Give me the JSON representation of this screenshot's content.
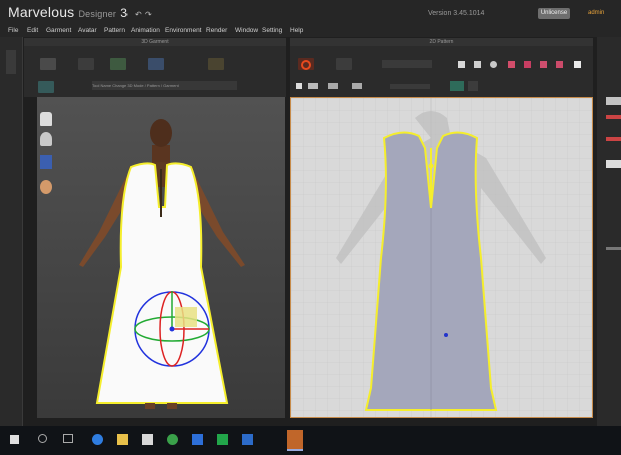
{
  "app": {
    "brand": "Marvelous",
    "brand_sub": "Designer",
    "brand_version": "3",
    "version_text": "Version 3.45.1014",
    "license_button": "Unlicense",
    "user_button": "admin"
  },
  "menu": [
    "File",
    "Edit",
    "Garment",
    "Avatar",
    "Pattern",
    "Animation",
    "Environment",
    "Render",
    "Window",
    "Setting",
    "Help"
  ],
  "panels": {
    "view3d_title": "3D Garment",
    "view2d_title": "2D Pattern"
  },
  "toolbar3d": {
    "field": "Tool Name Change 3D Mode / Pattern / Garment"
  },
  "colors": {
    "outline": "#f5ee2c",
    "garment3d": "#fafafa",
    "garment2d": "#a4a7bb",
    "accent": "#e8a33a"
  },
  "taskbar_icons": [
    "windows-start-icon",
    "search-icon",
    "task-view-icon",
    "edge-icon",
    "file-explorer-icon",
    "store-icon",
    "chrome-icon",
    "app-icon",
    "sheets-icon",
    "outlook-icon",
    "marvelous-icon"
  ]
}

## Exercise details
Repeat each line of the records above exactly, but do not copy the pictures.

## The completed task
Give me the JSON representation of this screenshot's content.
{
  "app": {
    "brand": "Marvelous",
    "brand_sub": "Designer",
    "brand_version": "3",
    "version_text": "Version 3.45.1014",
    "license_button": "Unlicense",
    "user_button": "admin"
  },
  "menu": [
    "File",
    "Edit",
    "Garment",
    "Avatar",
    "Pattern",
    "Animation",
    "Environment",
    "Render",
    "Window",
    "Setting",
    "Help"
  ],
  "panels": {
    "view3d_title": "3D Garment",
    "view2d_title": "2D Pattern"
  },
  "toolbar3d": {
    "field": "Tool Name Change 3D Mode / Pattern / Garment"
  },
  "colors": {
    "outline": "#f5ee2c",
    "garment3d": "#fafafa",
    "garment2d": "#a4a7bb",
    "accent": "#e8a33a"
  },
  "taskbar_icons": [
    "windows-start-icon",
    "search-icon",
    "task-view-icon",
    "edge-icon",
    "file-explorer-icon",
    "store-icon",
    "chrome-icon",
    "app-icon",
    "sheets-icon",
    "outlook-icon",
    "marvelous-icon"
  ]
}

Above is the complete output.